--- Stated problem ---
Write out all of the data without omission, exactly as shown.

--- Data shown ---
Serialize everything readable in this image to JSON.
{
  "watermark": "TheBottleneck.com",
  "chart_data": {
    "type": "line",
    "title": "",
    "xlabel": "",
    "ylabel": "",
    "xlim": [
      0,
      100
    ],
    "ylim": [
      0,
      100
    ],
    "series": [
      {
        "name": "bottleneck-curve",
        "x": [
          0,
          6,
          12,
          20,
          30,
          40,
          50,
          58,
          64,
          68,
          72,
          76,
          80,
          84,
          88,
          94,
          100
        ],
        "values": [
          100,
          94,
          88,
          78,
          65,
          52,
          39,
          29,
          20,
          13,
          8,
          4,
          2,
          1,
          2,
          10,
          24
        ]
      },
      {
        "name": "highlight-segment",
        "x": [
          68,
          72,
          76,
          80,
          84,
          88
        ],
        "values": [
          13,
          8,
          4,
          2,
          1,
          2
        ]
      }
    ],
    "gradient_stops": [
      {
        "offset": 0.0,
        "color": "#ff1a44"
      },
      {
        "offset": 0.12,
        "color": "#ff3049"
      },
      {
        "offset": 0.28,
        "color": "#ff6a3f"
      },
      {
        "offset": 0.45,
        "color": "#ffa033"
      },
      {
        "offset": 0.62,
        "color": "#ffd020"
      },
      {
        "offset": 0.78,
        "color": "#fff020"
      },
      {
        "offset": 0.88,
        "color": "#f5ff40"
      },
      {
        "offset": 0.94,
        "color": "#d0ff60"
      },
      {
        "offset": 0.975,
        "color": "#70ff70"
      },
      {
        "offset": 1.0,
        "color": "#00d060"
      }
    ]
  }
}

--- Response ---
Serialize everything readable in this image to JSON.
{
  "watermark": "TheBottleneck.com",
  "chart_data": {
    "type": "line",
    "title": "",
    "xlabel": "",
    "ylabel": "",
    "xlim": [
      0,
      100
    ],
    "ylim": [
      0,
      100
    ],
    "series": [
      {
        "name": "bottleneck-curve",
        "x": [
          0,
          6,
          12,
          20,
          30,
          40,
          50,
          58,
          64,
          68,
          72,
          76,
          80,
          84,
          88,
          94,
          100
        ],
        "values": [
          100,
          94,
          88,
          78,
          65,
          52,
          39,
          29,
          20,
          13,
          8,
          4,
          2,
          1,
          2,
          10,
          24
        ]
      },
      {
        "name": "highlight-segment",
        "x": [
          68,
          72,
          76,
          80,
          84,
          88
        ],
        "values": [
          13,
          8,
          4,
          2,
          1,
          2
        ]
      }
    ],
    "gradient_stops": [
      {
        "offset": 0.0,
        "color": "#ff1a44"
      },
      {
        "offset": 0.12,
        "color": "#ff3049"
      },
      {
        "offset": 0.28,
        "color": "#ff6a3f"
      },
      {
        "offset": 0.45,
        "color": "#ffa033"
      },
      {
        "offset": 0.62,
        "color": "#ffd020"
      },
      {
        "offset": 0.78,
        "color": "#fff020"
      },
      {
        "offset": 0.88,
        "color": "#f5ff40"
      },
      {
        "offset": 0.94,
        "color": "#d0ff60"
      },
      {
        "offset": 0.975,
        "color": "#70ff70"
      },
      {
        "offset": 1.0,
        "color": "#00d060"
      }
    ]
  }
}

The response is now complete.